**** Data to process

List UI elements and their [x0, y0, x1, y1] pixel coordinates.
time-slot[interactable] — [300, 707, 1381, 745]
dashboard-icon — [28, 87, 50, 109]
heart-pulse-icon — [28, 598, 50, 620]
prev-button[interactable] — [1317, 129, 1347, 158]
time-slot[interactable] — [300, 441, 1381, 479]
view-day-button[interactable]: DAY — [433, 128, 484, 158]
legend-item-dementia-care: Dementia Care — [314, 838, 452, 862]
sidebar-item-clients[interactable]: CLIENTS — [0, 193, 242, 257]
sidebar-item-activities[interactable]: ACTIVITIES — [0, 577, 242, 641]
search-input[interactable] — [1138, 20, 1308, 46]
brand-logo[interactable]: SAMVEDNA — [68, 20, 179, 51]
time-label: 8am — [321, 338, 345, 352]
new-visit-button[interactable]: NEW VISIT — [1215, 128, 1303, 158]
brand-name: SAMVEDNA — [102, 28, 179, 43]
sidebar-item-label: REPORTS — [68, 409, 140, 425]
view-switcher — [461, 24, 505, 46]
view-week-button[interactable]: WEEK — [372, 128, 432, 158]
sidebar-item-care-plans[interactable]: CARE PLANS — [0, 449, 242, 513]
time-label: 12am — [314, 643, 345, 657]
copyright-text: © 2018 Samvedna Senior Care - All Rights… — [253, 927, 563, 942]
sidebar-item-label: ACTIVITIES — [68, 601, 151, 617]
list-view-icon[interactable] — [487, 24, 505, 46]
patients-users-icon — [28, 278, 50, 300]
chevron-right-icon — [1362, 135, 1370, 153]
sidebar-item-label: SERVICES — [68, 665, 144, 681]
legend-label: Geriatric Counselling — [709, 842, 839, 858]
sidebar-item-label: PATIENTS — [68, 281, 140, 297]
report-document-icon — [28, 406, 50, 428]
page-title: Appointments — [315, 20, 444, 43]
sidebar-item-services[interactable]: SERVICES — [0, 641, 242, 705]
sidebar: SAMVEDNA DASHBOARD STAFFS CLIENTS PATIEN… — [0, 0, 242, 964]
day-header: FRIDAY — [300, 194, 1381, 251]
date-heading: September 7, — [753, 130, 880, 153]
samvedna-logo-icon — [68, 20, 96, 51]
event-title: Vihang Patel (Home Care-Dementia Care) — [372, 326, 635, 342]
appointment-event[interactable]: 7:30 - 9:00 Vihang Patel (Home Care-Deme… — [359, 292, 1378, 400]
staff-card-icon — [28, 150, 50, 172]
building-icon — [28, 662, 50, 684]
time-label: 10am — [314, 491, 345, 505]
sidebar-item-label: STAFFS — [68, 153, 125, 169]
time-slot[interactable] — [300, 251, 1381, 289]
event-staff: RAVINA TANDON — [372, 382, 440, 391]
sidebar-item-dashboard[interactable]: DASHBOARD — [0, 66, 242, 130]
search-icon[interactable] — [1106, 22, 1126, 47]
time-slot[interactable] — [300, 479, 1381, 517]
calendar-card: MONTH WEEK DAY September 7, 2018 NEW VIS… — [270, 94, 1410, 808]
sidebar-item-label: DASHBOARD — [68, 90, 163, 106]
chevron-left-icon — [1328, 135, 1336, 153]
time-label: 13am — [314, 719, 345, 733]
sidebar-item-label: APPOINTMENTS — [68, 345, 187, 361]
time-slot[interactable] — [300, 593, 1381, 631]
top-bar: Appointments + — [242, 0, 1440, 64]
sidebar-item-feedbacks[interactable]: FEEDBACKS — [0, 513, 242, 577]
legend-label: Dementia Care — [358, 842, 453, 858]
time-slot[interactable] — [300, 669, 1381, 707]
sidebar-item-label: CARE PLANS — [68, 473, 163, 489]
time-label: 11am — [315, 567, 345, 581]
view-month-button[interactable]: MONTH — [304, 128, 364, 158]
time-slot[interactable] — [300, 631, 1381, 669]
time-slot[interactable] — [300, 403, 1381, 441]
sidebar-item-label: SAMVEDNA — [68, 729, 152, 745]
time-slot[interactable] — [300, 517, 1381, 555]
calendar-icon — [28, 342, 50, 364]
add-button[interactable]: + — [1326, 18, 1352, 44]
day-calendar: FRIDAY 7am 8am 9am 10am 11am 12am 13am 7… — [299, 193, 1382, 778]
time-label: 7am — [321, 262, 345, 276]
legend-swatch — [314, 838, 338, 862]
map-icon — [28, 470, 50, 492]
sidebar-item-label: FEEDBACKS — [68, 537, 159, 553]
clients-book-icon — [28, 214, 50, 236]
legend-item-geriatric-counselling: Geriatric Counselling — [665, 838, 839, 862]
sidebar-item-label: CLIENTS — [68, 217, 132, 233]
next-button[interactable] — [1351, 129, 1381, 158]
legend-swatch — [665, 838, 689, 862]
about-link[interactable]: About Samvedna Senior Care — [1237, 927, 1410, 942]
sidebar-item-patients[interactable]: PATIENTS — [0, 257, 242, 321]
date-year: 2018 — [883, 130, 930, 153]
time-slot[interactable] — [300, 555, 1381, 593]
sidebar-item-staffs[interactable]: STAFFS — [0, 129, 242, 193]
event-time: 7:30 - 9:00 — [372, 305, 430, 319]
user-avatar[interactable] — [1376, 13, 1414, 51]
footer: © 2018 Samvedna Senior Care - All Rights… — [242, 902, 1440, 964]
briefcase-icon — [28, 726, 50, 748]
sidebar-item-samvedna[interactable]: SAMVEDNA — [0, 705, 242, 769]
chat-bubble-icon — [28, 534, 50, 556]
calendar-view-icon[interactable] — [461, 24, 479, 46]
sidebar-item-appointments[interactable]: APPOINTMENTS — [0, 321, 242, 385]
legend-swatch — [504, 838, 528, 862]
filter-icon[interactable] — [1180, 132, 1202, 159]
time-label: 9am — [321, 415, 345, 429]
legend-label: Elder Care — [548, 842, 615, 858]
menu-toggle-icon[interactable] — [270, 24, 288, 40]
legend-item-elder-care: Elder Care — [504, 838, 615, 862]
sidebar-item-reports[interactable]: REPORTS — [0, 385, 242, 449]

********

» **Task**
Print again each line of the listing above, exactly as it appears.

» **Response for this exercise**
List UI elements and their [x0, y0, x1, y1] pixel coordinates.
time-slot[interactable] — [300, 707, 1381, 745]
dashboard-icon — [28, 87, 50, 109]
heart-pulse-icon — [28, 598, 50, 620]
prev-button[interactable] — [1317, 129, 1347, 158]
time-slot[interactable] — [300, 441, 1381, 479]
view-day-button[interactable]: DAY — [433, 128, 484, 158]
legend-item-dementia-care: Dementia Care — [314, 838, 452, 862]
sidebar-item-clients[interactable]: CLIENTS — [0, 193, 242, 257]
sidebar-item-activities[interactable]: ACTIVITIES — [0, 577, 242, 641]
search-input[interactable] — [1138, 20, 1308, 46]
brand-logo[interactable]: SAMVEDNA — [68, 20, 179, 51]
time-label: 8am — [321, 338, 345, 352]
new-visit-button[interactable]: NEW VISIT — [1215, 128, 1303, 158]
brand-name: SAMVEDNA — [102, 28, 179, 43]
sidebar-item-label: REPORTS — [68, 409, 140, 425]
view-switcher — [461, 24, 505, 46]
view-week-button[interactable]: WEEK — [372, 128, 432, 158]
sidebar-item-care-plans[interactable]: CARE PLANS — [0, 449, 242, 513]
time-label: 12am — [314, 643, 345, 657]
copyright-text: © 2018 Samvedna Senior Care - All Rights… — [253, 927, 563, 942]
sidebar-item-label: ACTIVITIES — [68, 601, 151, 617]
list-view-icon[interactable] — [487, 24, 505, 46]
patients-users-icon — [28, 278, 50, 300]
chevron-right-icon — [1362, 135, 1370, 153]
sidebar-item-label: SERVICES — [68, 665, 144, 681]
legend-label: Geriatric Counselling — [709, 842, 839, 858]
sidebar-item-label: PATIENTS — [68, 281, 140, 297]
report-document-icon — [28, 406, 50, 428]
page-title: Appointments — [315, 20, 444, 43]
sidebar-item-services[interactable]: SERVICES — [0, 641, 242, 705]
sidebar: SAMVEDNA DASHBOARD STAFFS CLIENTS PATIEN… — [0, 0, 242, 964]
day-header: FRIDAY — [300, 194, 1381, 251]
date-heading: September 7, — [753, 130, 880, 153]
samvedna-logo-icon — [68, 20, 96, 51]
event-title: Vihang Patel (Home Care-Dementia Care) — [372, 326, 635, 342]
appointment-event[interactable]: 7:30 - 9:00 Vihang Patel (Home Care-Deme… — [359, 292, 1378, 400]
staff-card-icon — [28, 150, 50, 172]
building-icon — [28, 662, 50, 684]
time-label: 10am — [314, 491, 345, 505]
sidebar-item-label: STAFFS — [68, 153, 125, 169]
time-slot[interactable] — [300, 251, 1381, 289]
event-staff: RAVINA TANDON — [372, 382, 440, 391]
sidebar-item-dashboard[interactable]: DASHBOARD — [0, 66, 242, 130]
search-icon[interactable] — [1106, 22, 1126, 47]
time-slot[interactable] — [300, 479, 1381, 517]
calendar-card: MONTH WEEK DAY September 7, 2018 NEW VIS… — [270, 94, 1410, 808]
sidebar-item-label: DASHBOARD — [68, 90, 163, 106]
chevron-left-icon — [1328, 135, 1336, 153]
time-label: 13am — [314, 719, 345, 733]
sidebar-item-label: APPOINTMENTS — [68, 345, 187, 361]
time-slot[interactable] — [300, 593, 1381, 631]
top-bar: Appointments + — [242, 0, 1440, 64]
sidebar-item-feedbacks[interactable]: FEEDBACKS — [0, 513, 242, 577]
legend-label: Dementia Care — [358, 842, 453, 858]
time-slot[interactable] — [300, 669, 1381, 707]
sidebar-item-label: CARE PLANS — [68, 473, 163, 489]
time-label: 11am — [315, 567, 345, 581]
view-month-button[interactable]: MONTH — [304, 128, 364, 158]
time-slot[interactable] — [300, 631, 1381, 669]
time-slot[interactable] — [300, 403, 1381, 441]
sidebar-item-label: SAMVEDNA — [68, 729, 152, 745]
time-slot[interactable] — [300, 517, 1381, 555]
calendar-icon — [28, 342, 50, 364]
add-button[interactable]: + — [1326, 18, 1352, 44]
day-calendar: FRIDAY 7am 8am 9am 10am 11am 12am 13am 7… — [299, 193, 1382, 778]
time-label: 7am — [321, 262, 345, 276]
legend-swatch — [314, 838, 338, 862]
map-icon — [28, 470, 50, 492]
sidebar-item-label: FEEDBACKS — [68, 537, 159, 553]
clients-book-icon — [28, 214, 50, 236]
legend-item-geriatric-counselling: Geriatric Counselling — [665, 838, 839, 862]
sidebar-item-label: CLIENTS — [68, 217, 132, 233]
next-button[interactable] — [1351, 129, 1381, 158]
legend-swatch — [665, 838, 689, 862]
about-link[interactable]: About Samvedna Senior Care — [1237, 927, 1410, 942]
sidebar-item-patients[interactable]: PATIENTS — [0, 257, 242, 321]
date-year: 2018 — [883, 130, 930, 153]
time-slot[interactable] — [300, 555, 1381, 593]
sidebar-item-staffs[interactable]: STAFFS — [0, 129, 242, 193]
event-time: 7:30 - 9:00 — [372, 305, 430, 319]
user-avatar[interactable] — [1376, 13, 1414, 51]
footer: © 2018 Samvedna Senior Care - All Rights… — [242, 902, 1440, 964]
briefcase-icon — [28, 726, 50, 748]
sidebar-item-samvedna[interactable]: SAMVEDNA — [0, 705, 242, 769]
chat-bubble-icon — [28, 534, 50, 556]
calendar-view-icon[interactable] — [461, 24, 479, 46]
sidebar-item-appointments[interactable]: APPOINTMENTS — [0, 321, 242, 385]
legend-swatch — [504, 838, 528, 862]
filter-icon[interactable] — [1180, 132, 1202, 159]
time-label: 9am — [321, 415, 345, 429]
legend-label: Elder Care — [548, 842, 615, 858]
menu-toggle-icon[interactable] — [270, 24, 288, 40]
legend-item-elder-care: Elder Care — [504, 838, 615, 862]
sidebar-item-reports[interactable]: REPORTS — [0, 385, 242, 449]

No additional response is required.